*Challenge*:
Retype every line of the records below exactly, leaving nothing out.

Stored data
_____
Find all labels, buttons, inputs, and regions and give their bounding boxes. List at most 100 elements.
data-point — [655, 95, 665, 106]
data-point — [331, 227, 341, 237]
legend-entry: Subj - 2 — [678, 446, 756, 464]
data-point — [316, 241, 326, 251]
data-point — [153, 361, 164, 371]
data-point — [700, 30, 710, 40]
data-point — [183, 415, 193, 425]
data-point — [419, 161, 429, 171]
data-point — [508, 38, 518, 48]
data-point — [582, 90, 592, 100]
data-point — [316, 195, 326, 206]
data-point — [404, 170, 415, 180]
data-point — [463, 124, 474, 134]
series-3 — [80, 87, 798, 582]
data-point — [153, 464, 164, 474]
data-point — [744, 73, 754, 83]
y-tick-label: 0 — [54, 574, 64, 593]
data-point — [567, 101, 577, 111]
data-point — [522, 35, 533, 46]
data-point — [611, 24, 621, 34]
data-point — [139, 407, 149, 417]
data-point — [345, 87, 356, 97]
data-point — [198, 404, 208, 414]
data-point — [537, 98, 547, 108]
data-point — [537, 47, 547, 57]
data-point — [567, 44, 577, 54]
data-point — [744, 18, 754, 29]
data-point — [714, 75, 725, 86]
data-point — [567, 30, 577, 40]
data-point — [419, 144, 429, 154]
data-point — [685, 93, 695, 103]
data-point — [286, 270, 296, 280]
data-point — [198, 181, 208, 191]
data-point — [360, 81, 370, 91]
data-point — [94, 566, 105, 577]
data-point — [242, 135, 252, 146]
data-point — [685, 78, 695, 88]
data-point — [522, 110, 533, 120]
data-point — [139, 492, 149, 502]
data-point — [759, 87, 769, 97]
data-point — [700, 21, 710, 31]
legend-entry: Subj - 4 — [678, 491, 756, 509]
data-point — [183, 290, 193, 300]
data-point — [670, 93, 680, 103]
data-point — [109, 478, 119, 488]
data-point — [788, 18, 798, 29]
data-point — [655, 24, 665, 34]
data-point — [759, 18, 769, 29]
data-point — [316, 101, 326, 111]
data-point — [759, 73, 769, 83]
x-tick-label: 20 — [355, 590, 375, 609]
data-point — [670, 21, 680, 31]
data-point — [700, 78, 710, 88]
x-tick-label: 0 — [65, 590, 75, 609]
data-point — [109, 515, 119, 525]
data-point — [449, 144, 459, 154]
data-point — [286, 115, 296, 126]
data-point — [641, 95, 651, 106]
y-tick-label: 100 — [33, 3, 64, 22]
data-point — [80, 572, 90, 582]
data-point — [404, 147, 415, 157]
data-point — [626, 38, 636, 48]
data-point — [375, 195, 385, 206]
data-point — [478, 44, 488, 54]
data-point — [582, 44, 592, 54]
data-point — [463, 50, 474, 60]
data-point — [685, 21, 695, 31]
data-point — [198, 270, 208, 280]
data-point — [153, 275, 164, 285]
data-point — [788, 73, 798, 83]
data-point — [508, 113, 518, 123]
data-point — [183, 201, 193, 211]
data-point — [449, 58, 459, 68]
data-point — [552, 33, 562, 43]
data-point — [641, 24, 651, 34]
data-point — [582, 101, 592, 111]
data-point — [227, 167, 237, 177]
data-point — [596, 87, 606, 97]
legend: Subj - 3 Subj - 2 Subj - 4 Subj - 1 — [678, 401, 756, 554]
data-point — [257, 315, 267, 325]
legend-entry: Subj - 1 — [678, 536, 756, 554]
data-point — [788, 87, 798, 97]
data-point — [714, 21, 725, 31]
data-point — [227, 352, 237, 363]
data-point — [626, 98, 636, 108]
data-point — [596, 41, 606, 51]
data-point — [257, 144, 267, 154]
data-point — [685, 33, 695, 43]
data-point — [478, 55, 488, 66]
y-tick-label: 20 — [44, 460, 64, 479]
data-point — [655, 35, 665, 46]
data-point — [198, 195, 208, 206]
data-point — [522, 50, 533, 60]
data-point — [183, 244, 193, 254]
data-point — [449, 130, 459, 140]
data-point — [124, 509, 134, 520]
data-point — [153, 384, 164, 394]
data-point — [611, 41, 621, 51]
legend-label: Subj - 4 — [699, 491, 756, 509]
_____
*Written answer*:
Find all labels, buttons, inputs, and regions and give their bounding boxes. List at most 100 elements.
data-point — [655, 95, 665, 106]
data-point — [331, 227, 341, 237]
legend-entry: Subj - 2 — [678, 446, 756, 464]
data-point — [316, 241, 326, 251]
data-point — [153, 361, 164, 371]
data-point — [700, 30, 710, 40]
data-point — [183, 415, 193, 425]
data-point — [419, 161, 429, 171]
data-point — [508, 38, 518, 48]
data-point — [582, 90, 592, 100]
data-point — [316, 195, 326, 206]
data-point — [404, 170, 415, 180]
data-point — [463, 124, 474, 134]
series-3 — [80, 87, 798, 582]
data-point — [153, 464, 164, 474]
data-point — [744, 73, 754, 83]
y-tick-label: 0 — [54, 574, 64, 593]
data-point — [567, 101, 577, 111]
data-point — [522, 35, 533, 46]
data-point — [611, 24, 621, 34]
data-point — [139, 407, 149, 417]
data-point — [345, 87, 356, 97]
data-point — [198, 404, 208, 414]
data-point — [537, 98, 547, 108]
data-point — [537, 47, 547, 57]
data-point — [567, 44, 577, 54]
data-point — [744, 18, 754, 29]
data-point — [714, 75, 725, 86]
data-point — [567, 30, 577, 40]
data-point — [419, 144, 429, 154]
data-point — [685, 93, 695, 103]
data-point — [286, 270, 296, 280]
data-point — [198, 181, 208, 191]
data-point — [360, 81, 370, 91]
data-point — [94, 566, 105, 577]
data-point — [242, 135, 252, 146]
data-point — [685, 78, 695, 88]
data-point — [522, 110, 533, 120]
data-point — [139, 492, 149, 502]
data-point — [759, 87, 769, 97]
data-point — [700, 21, 710, 31]
legend-entry: Subj - 4 — [678, 491, 756, 509]
data-point — [183, 290, 193, 300]
data-point — [670, 93, 680, 103]
data-point — [109, 478, 119, 488]
data-point — [788, 18, 798, 29]
data-point — [655, 24, 665, 34]
data-point — [759, 18, 769, 29]
data-point — [316, 101, 326, 111]
data-point — [759, 73, 769, 83]
x-tick-label: 20 — [355, 590, 375, 609]
data-point — [670, 21, 680, 31]
data-point — [700, 78, 710, 88]
x-tick-label: 0 — [65, 590, 75, 609]
data-point — [109, 515, 119, 525]
data-point — [449, 144, 459, 154]
data-point — [286, 115, 296, 126]
data-point — [641, 95, 651, 106]
y-tick-label: 100 — [33, 3, 64, 22]
data-point — [80, 572, 90, 582]
data-point — [404, 147, 415, 157]
data-point — [626, 38, 636, 48]
data-point — [375, 195, 385, 206]
data-point — [478, 44, 488, 54]
data-point — [582, 44, 592, 54]
data-point — [463, 50, 474, 60]
data-point — [685, 21, 695, 31]
data-point — [198, 270, 208, 280]
data-point — [153, 275, 164, 285]
data-point — [788, 73, 798, 83]
data-point — [508, 113, 518, 123]
data-point — [183, 201, 193, 211]
data-point — [449, 58, 459, 68]
data-point — [552, 33, 562, 43]
data-point — [641, 24, 651, 34]
data-point — [582, 101, 592, 111]
data-point — [227, 167, 237, 177]
data-point — [596, 87, 606, 97]
legend: Subj - 3 Subj - 2 Subj - 4 Subj - 1 — [678, 401, 756, 554]
data-point — [257, 315, 267, 325]
legend-entry: Subj - 1 — [678, 536, 756, 554]
data-point — [788, 87, 798, 97]
data-point — [714, 21, 725, 31]
data-point — [227, 352, 237, 363]
data-point — [626, 98, 636, 108]
data-point — [596, 41, 606, 51]
data-point — [257, 144, 267, 154]
data-point — [685, 33, 695, 43]
data-point — [478, 55, 488, 66]
y-tick-label: 20 — [44, 460, 64, 479]
data-point — [655, 35, 665, 46]
data-point — [198, 195, 208, 206]
data-point — [522, 50, 533, 60]
data-point — [183, 244, 193, 254]
data-point — [449, 130, 459, 140]
data-point — [124, 509, 134, 520]
data-point — [153, 384, 164, 394]
data-point — [611, 41, 621, 51]
legend-label: Subj - 4 — [699, 491, 756, 509]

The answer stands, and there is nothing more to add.